Collect every line of the records below that contains the word "Bristles".

### PROVIDED DATA
++++++++

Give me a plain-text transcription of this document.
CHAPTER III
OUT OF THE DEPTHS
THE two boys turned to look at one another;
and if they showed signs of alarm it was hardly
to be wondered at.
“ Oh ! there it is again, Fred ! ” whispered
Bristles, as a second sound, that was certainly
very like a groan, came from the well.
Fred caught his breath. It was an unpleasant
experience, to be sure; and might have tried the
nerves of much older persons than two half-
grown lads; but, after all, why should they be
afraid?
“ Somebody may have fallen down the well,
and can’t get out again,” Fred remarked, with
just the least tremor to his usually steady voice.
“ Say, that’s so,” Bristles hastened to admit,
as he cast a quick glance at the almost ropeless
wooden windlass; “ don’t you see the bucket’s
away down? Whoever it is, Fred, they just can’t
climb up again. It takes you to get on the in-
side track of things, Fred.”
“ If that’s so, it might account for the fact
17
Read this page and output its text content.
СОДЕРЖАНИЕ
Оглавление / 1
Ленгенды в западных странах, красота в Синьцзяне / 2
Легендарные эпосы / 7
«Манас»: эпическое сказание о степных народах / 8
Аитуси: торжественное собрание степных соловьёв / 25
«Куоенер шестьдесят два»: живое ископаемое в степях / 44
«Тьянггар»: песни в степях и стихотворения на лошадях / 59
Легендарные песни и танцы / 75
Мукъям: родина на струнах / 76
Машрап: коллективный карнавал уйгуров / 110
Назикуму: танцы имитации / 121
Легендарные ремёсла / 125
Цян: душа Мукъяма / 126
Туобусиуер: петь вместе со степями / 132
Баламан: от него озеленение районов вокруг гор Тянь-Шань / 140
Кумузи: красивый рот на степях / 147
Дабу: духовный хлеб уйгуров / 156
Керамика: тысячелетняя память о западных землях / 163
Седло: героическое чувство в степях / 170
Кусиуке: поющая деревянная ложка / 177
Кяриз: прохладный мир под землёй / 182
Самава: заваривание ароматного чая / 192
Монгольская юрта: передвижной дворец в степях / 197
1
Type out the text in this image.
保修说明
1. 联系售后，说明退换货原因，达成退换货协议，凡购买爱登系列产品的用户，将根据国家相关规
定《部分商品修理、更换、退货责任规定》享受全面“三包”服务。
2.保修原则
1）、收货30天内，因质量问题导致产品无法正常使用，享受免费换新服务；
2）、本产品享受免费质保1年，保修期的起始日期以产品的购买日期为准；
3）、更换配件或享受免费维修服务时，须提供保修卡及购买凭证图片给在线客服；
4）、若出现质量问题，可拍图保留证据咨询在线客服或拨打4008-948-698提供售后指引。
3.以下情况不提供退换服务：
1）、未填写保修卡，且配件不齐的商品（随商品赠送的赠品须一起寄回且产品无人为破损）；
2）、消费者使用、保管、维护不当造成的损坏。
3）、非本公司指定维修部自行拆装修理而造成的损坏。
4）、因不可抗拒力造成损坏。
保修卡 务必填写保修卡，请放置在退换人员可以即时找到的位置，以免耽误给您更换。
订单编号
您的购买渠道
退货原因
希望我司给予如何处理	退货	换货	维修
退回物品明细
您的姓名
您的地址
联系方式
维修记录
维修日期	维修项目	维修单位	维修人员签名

++++++++

### RESULT
Bristles, as a second sound, that was certainly
“ Say, that’s so,” Bristles hastened to admit,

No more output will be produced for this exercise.